Problem description
Please set down, word for word, each line from the one containing "Decode this image" through the final line of the records below, both included, and nothing else.

================

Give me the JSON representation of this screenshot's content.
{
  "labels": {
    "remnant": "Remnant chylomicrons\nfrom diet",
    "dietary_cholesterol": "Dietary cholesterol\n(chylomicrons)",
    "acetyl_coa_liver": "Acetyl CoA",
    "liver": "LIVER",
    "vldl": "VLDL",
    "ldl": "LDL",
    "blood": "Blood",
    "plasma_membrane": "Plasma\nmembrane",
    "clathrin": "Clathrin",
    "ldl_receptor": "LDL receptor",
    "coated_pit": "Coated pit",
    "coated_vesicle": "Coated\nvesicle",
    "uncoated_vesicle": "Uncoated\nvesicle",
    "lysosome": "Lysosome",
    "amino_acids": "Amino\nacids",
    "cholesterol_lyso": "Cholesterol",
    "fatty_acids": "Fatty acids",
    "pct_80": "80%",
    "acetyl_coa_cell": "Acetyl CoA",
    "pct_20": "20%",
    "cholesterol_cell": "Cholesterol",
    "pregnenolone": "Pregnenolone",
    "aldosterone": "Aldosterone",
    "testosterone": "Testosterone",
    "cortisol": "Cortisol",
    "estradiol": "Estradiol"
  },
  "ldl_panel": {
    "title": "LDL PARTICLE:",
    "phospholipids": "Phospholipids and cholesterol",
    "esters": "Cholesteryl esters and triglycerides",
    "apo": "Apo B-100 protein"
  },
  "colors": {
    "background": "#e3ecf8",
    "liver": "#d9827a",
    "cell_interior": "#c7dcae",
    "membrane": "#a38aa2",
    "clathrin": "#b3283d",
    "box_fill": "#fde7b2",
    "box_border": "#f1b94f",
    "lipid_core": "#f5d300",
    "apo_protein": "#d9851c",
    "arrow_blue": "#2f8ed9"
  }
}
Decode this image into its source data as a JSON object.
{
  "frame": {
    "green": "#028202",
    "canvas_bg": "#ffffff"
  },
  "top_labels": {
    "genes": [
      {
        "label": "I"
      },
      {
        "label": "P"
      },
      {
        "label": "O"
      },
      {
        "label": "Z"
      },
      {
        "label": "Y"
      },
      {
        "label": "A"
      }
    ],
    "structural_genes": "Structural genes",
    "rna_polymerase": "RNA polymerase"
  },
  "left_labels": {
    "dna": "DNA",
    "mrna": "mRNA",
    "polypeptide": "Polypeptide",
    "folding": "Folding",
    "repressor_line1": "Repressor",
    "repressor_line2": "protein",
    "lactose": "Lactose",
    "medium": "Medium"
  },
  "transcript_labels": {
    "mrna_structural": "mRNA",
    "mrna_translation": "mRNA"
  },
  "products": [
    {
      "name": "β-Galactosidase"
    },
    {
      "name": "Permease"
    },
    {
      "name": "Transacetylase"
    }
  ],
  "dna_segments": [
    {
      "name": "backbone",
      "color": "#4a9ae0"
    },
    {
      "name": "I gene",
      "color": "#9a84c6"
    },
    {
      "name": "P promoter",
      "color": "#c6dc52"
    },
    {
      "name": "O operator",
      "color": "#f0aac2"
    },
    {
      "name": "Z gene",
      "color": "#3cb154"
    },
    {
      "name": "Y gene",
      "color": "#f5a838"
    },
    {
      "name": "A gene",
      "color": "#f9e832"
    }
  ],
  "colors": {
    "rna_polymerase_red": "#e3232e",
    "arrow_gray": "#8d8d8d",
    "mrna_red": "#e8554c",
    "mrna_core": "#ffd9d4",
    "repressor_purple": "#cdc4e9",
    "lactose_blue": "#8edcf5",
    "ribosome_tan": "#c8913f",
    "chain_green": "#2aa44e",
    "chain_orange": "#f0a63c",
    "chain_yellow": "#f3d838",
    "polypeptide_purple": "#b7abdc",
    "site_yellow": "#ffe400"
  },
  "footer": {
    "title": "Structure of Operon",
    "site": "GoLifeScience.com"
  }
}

================

Task solution
Decode this image into its source data as a JSON object.
{
  "frame": {
    "green": "#028202",
    "canvas_bg": "#ffffff"
  },
  "top_labels": {
    "genes": [
      {
        "label": "I"
      },
      {
        "label": "P"
      },
      {
        "label": "O"
      },
      {
        "label": "Z"
      },
      {
        "label": "Y"
      },
      {
        "label": "A"
      }
    ],
    "structural_genes": "Structural genes",
    "rna_polymerase": "RNA polymerase"
  },
  "left_labels": {
    "dna": "DNA",
    "mrna": "mRNA",
    "polypeptide": "Polypeptide",
    "folding": "Folding",
    "repressor_line1": "Repressor",
    "repressor_line2": "protein",
    "lactose": "Lactose",
    "medium": "Medium"
  },
  "transcript_labels": {
    "mrna_structural": "mRNA",
    "mrna_translation": "mRNA"
  },
  "products": [
    {
      "name": "β-Galactosidase"
    },
    {
      "name": "Permease"
    },
    {
      "name": "Transacetylase"
    }
  ],
  "dna_segments": [
    {
      "name": "backbone",
      "color": "#4a9ae0"
    },
    {
      "name": "I gene",
      "color": "#9a84c6"
    },
    {
      "name": "P promoter",
      "color": "#c6dc52"
    },
    {
      "name": "O operator",
      "color": "#f0aac2"
    },
    {
      "name": "Z gene",
      "color": "#3cb154"
    },
    {
      "name": "Y gene",
      "color": "#f5a838"
    },
    {
      "name": "A gene",
      "color": "#f9e832"
    }
  ],
  "colors": {
    "rna_polymerase_red": "#e3232e",
    "arrow_gray": "#8d8d8d",
    "mrna_red": "#e8554c",
    "mrna_core": "#ffd9d4",
    "repressor_purple": "#cdc4e9",
    "lactose_blue": "#8edcf5",
    "ribosome_tan": "#c8913f",
    "chain_green": "#2aa44e",
    "chain_orange": "#f0a63c",
    "chain_yellow": "#f3d838",
    "polypeptide_purple": "#b7abdc",
    "site_yellow": "#ffe400"
  },
  "footer": {
    "title": "Structure of Operon",
    "site": "GoLifeScience.com"
  }
}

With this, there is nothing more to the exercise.